Request
Your answer should be one number: the count of lines in these entries that hold the word "几何证明".

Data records

□ □ □

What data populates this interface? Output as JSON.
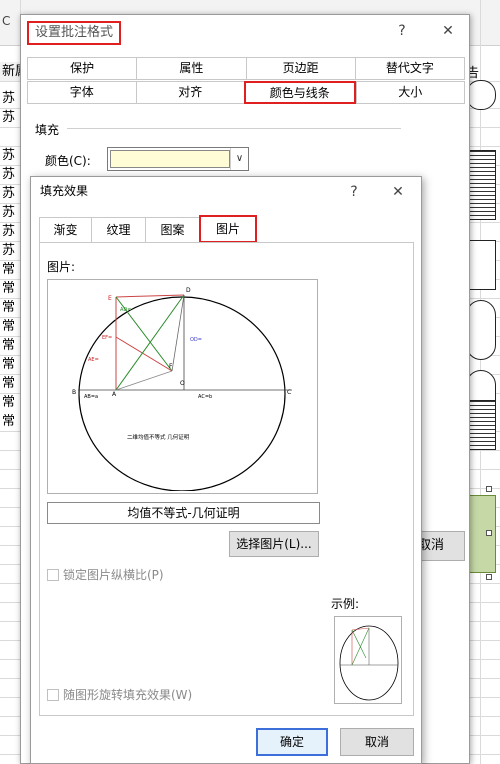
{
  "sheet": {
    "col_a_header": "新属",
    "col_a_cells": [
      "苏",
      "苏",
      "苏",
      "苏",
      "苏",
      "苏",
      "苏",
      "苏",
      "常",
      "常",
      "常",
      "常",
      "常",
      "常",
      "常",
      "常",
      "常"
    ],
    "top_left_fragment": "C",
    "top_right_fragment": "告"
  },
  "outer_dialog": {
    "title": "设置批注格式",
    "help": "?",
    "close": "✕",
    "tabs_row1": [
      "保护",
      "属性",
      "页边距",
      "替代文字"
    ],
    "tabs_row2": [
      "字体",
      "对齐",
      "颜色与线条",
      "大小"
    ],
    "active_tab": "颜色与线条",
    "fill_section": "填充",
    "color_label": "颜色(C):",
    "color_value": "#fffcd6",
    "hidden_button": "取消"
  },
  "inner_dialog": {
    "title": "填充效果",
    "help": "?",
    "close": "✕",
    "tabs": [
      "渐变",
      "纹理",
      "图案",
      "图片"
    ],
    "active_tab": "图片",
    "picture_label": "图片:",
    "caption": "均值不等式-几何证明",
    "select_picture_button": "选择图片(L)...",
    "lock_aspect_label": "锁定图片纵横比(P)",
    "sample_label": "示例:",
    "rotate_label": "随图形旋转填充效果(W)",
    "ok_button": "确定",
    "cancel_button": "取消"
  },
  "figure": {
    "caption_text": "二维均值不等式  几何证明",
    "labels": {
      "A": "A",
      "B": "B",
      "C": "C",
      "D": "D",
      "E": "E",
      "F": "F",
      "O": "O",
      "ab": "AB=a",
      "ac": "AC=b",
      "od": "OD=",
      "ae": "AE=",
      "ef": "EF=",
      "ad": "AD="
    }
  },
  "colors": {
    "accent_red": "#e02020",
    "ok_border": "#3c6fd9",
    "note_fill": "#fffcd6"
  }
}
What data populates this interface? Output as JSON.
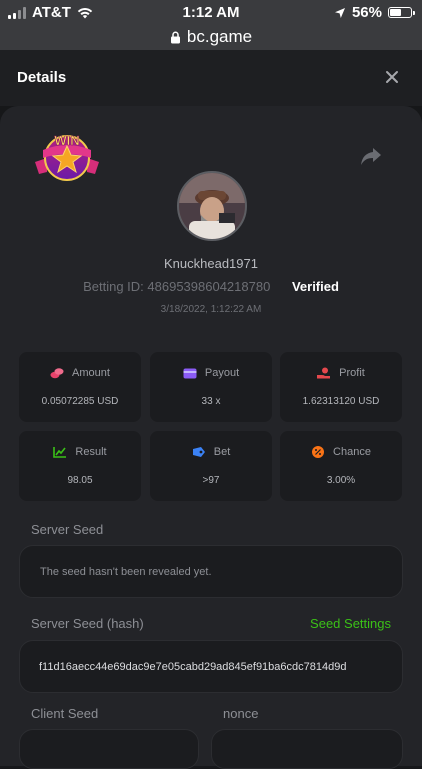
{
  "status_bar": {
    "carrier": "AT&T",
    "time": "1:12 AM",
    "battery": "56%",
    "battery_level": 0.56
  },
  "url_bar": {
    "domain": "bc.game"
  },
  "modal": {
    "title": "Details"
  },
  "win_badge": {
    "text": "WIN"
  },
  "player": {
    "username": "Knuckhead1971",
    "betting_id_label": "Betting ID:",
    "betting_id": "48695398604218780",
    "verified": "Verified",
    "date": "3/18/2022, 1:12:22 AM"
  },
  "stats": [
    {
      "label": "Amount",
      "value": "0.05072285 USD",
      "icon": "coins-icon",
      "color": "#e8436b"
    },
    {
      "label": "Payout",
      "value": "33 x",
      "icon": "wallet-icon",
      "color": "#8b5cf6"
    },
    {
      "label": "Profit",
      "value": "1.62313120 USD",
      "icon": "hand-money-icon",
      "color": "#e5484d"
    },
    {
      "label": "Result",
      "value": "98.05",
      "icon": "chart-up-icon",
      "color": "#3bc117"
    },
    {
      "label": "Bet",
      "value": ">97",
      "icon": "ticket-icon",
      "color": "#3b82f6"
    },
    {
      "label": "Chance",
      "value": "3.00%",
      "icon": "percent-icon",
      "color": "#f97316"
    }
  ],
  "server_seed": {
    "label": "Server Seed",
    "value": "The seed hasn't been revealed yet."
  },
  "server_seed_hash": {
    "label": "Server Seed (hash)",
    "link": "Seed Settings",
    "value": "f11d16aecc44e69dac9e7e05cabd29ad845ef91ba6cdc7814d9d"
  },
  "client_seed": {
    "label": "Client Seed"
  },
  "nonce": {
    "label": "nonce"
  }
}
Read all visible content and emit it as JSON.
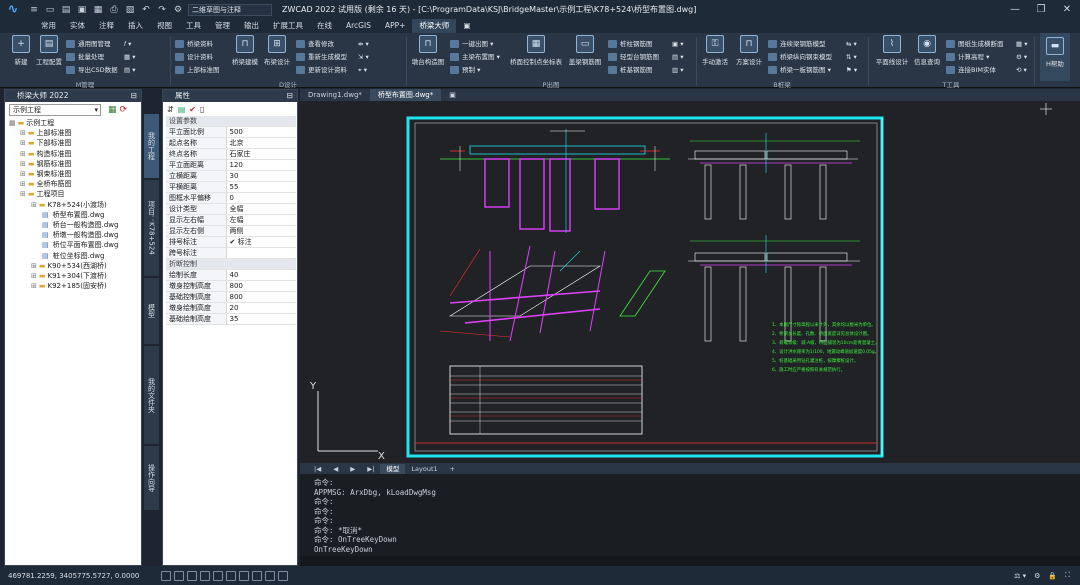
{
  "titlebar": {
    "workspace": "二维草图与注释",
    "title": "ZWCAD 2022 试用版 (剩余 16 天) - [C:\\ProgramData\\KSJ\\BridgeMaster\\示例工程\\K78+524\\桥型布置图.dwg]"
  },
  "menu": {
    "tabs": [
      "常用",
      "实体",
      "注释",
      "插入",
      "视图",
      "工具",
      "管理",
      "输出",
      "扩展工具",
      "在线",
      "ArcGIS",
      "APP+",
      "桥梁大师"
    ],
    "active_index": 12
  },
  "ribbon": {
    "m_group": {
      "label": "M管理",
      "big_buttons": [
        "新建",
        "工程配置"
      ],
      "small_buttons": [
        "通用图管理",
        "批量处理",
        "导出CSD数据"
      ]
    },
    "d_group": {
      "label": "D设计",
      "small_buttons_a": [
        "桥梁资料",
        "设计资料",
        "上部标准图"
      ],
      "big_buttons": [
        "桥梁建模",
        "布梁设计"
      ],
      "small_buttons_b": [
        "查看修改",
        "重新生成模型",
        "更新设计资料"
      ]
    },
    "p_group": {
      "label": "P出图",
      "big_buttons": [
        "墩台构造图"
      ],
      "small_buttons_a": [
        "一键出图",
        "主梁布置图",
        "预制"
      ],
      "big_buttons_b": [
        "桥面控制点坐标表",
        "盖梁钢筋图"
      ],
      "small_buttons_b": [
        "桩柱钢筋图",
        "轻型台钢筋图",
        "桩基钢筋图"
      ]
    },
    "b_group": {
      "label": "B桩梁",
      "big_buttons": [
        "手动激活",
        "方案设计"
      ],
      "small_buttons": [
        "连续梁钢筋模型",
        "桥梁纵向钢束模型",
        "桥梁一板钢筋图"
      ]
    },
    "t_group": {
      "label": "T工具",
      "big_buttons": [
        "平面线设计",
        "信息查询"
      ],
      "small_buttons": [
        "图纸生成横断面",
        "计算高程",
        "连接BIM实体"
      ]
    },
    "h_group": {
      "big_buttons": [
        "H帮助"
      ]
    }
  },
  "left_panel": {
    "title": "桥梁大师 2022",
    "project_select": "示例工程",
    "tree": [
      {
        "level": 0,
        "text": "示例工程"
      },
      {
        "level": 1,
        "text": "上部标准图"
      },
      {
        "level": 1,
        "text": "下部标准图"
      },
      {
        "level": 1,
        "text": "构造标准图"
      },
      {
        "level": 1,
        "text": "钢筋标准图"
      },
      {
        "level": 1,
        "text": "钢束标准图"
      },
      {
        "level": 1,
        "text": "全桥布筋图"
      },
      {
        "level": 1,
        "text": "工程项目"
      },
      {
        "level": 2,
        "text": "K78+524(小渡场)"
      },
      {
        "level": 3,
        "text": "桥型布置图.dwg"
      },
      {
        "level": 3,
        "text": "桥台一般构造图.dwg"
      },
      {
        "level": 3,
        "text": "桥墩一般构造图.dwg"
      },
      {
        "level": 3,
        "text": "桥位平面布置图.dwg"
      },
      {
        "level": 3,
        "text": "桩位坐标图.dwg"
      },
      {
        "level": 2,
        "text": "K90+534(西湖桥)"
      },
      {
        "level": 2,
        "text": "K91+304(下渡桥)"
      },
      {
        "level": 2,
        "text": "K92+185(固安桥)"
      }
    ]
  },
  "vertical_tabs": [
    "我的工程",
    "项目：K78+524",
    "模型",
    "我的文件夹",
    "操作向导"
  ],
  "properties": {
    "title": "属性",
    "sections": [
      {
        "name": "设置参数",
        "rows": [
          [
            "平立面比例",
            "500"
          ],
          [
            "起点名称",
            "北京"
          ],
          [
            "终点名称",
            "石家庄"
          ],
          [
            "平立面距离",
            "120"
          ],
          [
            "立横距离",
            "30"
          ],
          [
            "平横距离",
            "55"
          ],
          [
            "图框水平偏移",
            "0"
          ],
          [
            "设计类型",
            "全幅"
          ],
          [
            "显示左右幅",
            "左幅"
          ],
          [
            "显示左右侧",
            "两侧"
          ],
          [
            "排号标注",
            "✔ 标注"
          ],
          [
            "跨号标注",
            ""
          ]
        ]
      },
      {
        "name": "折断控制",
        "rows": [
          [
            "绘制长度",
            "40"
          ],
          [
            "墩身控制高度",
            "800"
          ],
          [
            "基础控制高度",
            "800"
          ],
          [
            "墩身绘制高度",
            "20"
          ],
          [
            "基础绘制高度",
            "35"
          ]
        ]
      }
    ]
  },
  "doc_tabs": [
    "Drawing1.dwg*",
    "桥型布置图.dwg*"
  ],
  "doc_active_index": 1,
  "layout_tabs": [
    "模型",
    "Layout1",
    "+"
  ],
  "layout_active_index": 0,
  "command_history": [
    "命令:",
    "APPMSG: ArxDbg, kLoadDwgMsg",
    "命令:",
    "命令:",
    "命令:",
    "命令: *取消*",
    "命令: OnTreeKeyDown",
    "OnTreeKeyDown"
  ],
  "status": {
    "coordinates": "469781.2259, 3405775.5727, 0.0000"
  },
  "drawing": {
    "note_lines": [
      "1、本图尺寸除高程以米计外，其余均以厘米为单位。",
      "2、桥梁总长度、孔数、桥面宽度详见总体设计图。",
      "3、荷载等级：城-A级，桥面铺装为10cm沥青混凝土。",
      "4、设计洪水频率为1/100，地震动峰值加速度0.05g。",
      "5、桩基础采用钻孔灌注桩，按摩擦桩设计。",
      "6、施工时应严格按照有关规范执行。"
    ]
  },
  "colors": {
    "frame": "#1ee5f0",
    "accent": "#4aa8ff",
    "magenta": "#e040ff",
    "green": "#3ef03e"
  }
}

□ □ □

Written answer
2